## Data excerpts
--------------------------------------------------
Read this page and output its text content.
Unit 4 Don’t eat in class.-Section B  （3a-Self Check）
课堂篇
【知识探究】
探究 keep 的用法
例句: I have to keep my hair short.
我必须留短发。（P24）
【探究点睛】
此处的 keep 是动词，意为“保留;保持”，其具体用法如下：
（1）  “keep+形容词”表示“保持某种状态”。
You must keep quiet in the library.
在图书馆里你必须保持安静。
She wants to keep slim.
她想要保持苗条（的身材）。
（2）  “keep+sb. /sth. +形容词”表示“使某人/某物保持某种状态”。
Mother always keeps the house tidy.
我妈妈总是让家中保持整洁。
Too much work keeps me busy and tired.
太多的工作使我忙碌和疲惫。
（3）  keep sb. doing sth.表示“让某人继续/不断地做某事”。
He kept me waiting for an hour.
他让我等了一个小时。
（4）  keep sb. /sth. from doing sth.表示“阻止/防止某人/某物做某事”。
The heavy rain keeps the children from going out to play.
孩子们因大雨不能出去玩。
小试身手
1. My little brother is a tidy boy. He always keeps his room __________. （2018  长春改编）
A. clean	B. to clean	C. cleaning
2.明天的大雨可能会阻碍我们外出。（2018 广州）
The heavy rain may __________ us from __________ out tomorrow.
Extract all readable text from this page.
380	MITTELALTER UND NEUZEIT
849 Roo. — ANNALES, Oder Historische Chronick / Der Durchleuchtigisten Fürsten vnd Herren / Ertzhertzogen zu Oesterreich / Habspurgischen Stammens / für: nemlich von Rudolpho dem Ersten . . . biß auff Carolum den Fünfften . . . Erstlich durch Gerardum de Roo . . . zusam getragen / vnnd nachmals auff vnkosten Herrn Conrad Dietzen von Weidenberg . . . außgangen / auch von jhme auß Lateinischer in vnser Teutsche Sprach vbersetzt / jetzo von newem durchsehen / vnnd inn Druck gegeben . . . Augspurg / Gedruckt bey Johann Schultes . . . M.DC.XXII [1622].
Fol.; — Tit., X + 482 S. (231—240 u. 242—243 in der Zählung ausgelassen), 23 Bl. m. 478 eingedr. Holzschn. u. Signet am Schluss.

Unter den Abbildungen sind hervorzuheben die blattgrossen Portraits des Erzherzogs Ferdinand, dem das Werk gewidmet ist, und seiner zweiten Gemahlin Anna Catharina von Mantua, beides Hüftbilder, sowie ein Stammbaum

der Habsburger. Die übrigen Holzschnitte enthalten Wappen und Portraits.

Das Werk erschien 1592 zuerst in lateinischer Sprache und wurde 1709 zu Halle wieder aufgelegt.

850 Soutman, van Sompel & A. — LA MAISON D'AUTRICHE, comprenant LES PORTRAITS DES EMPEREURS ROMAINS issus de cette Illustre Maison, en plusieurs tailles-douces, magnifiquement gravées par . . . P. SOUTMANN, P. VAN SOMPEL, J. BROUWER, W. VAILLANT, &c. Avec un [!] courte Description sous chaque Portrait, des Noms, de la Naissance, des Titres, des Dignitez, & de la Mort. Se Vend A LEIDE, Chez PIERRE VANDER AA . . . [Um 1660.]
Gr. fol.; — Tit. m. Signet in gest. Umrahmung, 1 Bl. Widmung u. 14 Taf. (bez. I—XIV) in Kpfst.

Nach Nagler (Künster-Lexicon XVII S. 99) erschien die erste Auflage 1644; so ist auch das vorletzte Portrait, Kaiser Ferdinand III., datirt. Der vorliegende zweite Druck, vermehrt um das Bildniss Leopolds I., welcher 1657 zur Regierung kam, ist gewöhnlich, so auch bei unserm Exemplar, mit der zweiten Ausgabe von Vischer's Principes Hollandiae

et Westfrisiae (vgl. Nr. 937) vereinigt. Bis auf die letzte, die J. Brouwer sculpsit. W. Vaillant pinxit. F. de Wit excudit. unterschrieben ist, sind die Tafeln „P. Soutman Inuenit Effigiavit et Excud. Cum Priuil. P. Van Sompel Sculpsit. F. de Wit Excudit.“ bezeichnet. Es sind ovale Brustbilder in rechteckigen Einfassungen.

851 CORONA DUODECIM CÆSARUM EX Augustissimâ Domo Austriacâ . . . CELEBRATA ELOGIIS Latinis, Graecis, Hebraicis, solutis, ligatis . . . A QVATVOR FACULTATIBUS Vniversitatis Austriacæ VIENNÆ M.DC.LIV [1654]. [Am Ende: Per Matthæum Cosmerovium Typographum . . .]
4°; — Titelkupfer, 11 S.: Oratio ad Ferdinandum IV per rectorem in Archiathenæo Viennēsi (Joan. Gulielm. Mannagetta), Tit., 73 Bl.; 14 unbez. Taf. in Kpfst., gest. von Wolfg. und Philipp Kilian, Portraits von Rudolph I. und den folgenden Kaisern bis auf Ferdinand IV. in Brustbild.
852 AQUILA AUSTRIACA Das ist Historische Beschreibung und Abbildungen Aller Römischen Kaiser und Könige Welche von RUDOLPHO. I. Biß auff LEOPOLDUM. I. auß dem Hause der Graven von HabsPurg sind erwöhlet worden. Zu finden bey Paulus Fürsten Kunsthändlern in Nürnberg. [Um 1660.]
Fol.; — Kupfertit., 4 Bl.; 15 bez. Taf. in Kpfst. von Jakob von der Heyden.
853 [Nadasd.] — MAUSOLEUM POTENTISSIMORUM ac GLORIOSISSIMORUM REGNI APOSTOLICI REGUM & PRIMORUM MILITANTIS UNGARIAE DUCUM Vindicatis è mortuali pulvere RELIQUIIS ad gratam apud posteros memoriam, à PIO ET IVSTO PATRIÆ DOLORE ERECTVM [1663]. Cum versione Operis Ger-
--------------------------------------------------
## Instruction
Type out all of the material again, word for word.

## Problem solution
Read this page and output its text content.
Unit 4 Don’t eat in class.-Section B  （3a-Self Check）
课堂篇
【知识探究】
探究 keep 的用法
例句: I have to keep my hair short.
我必须留短发。（P24）
【探究点睛】
此处的 keep 是动词，意为“保留;保持”，其具体用法如下：
（1）  “keep+形容词”表示“保持某种状态”。
You must keep quiet in the library.
在图书馆里你必须保持安静。
She wants to keep slim.
她想要保持苗条（的身材）。
（2）  “keep+sb. /sth. +形容词”表示“使某人/某物保持某种状态”。
Mother always keeps the house tidy.
我妈妈总是让家中保持整洁。
Too much work keeps me busy and tired.
太多的工作使我忙碌和疲惫。
（3）  keep sb. doing sth.表示“让某人继续/不断地做某事”。
He kept me waiting for an hour.
他让我等了一个小时。
（4）  keep sb. /sth. from doing sth.表示“阻止/防止某人/某物做某事”。
The heavy rain keeps the children from going out to play.
孩子们因大雨不能出去玩。
小试身手
1. My little brother is a tidy boy. He always keeps his room __________. （2018  长春改编）
A. clean	B. to clean	C. cleaning
2.明天的大雨可能会阻碍我们外出。（2018 广州）
The heavy rain may __________ us from __________ out tomorrow.
Extract all readable text from this page.
380	MITTELALTER UND NEUZEIT
849 Roo. — ANNALES, Oder Historische Chronick / Der Durchleuchtigisten Fürsten vnd Herren / Ertzhertzogen zu Oesterreich / Habspurgischen Stammens / für: nemlich von Rudolpho dem Ersten . . . biß auff Carolum den Fünfften . . . Erstlich durch Gerardum de Roo . . . zusam getragen / vnnd nachmals auff vnkosten Herrn Conrad Dietzen von Weidenberg . . . außgangen / auch von jhme auß Lateinischer in vnser Teutsche Sprach vbersetzt / jetzo von newem durchsehen / vnnd inn Druck gegeben . . . Augspurg / Gedruckt bey Johann Schultes . . . M.DC.XXII [1622].
Fol.; — Tit., X + 482 S. (231—240 u. 242—243 in der Zählung ausgelassen), 23 Bl. m. 478 eingedr. Holzschn. u. Signet am Schluss.

Unter den Abbildungen sind hervorzuheben die blattgrossen Portraits des Erzherzogs Ferdinand, dem das Werk gewidmet ist, und seiner zweiten Gemahlin Anna Catharina von Mantua, beides Hüftbilder, sowie ein Stammbaum

der Habsburger. Die übrigen Holzschnitte enthalten Wappen und Portraits.

Das Werk erschien 1592 zuerst in lateinischer Sprache und wurde 1709 zu Halle wieder aufgelegt.

850 Soutman, van Sompel & A. — LA MAISON D'AUTRICHE, comprenant LES PORTRAITS DES EMPEREURS ROMAINS issus de cette Illustre Maison, en plusieurs tailles-douces, magnifiquement gravées par . . . P. SOUTMANN, P. VAN SOMPEL, J. BROUWER, W. VAILLANT, &c. Avec un [!] courte Description sous chaque Portrait, des Noms, de la Naissance, des Titres, des Dignitez, & de la Mort. Se Vend A LEIDE, Chez PIERRE VANDER AA . . . [Um 1660.]
Gr. fol.; — Tit. m. Signet in gest. Umrahmung, 1 Bl. Widmung u. 14 Taf. (bez. I—XIV) in Kpfst.

Nach Nagler (Künster-Lexicon XVII S. 99) erschien die erste Auflage 1644; so ist auch das vorletzte Portrait, Kaiser Ferdinand III., datirt. Der vorliegende zweite Druck, vermehrt um das Bildniss Leopolds I., welcher 1657 zur Regierung kam, ist gewöhnlich, so auch bei unserm Exemplar, mit der zweiten Ausgabe von Vischer's Principes Hollandiae

et Westfrisiae (vgl. Nr. 937) vereinigt. Bis auf die letzte, die J. Brouwer sculpsit. W. Vaillant pinxit. F. de Wit excudit. unterschrieben ist, sind die Tafeln „P. Soutman Inuenit Effigiavit et Excud. Cum Priuil. P. Van Sompel Sculpsit. F. de Wit Excudit.“ bezeichnet. Es sind ovale Brustbilder in rechteckigen Einfassungen.

851 CORONA DUODECIM CÆSARUM EX Augustissimâ Domo Austriacâ . . . CELEBRATA ELOGIIS Latinis, Graecis, Hebraicis, solutis, ligatis . . . A QVATVOR FACULTATIBUS Vniversitatis Austriacæ VIENNÆ M.DC.LIV [1654]. [Am Ende: Per Matthæum Cosmerovium Typographum . . .]
4°; — Titelkupfer, 11 S.: Oratio ad Ferdinandum IV per rectorem in Archiathenæo Viennēsi (Joan. Gulielm. Mannagetta), Tit., 73 Bl.; 14 unbez. Taf. in Kpfst., gest. von Wolfg. und Philipp Kilian, Portraits von Rudolph I. und den folgenden Kaisern bis auf Ferdinand IV. in Brustbild.
852 AQUILA AUSTRIACA Das ist Historische Beschreibung und Abbildungen Aller Römischen Kaiser und Könige Welche von RUDOLPHO. I. Biß auff LEOPOLDUM. I. auß dem Hause der Graven von HabsPurg sind erwöhlet worden. Zu finden bey Paulus Fürsten Kunsthändlern in Nürnberg. [Um 1660.]
Fol.; — Kupfertit., 4 Bl.; 15 bez. Taf. in Kpfst. von Jakob von der Heyden.
853 [Nadasd.] — MAUSOLEUM POTENTISSIMORUM ac GLORIOSISSIMORUM REGNI APOSTOLICI REGUM & PRIMORUM MILITANTIS UNGARIAE DUCUM Vindicatis è mortuali pulvere RELIQUIIS ad gratam apud posteros memoriam, à PIO ET IVSTO PATRIÆ DOLORE ERECTVM [1663]. Cum versione Operis Ger-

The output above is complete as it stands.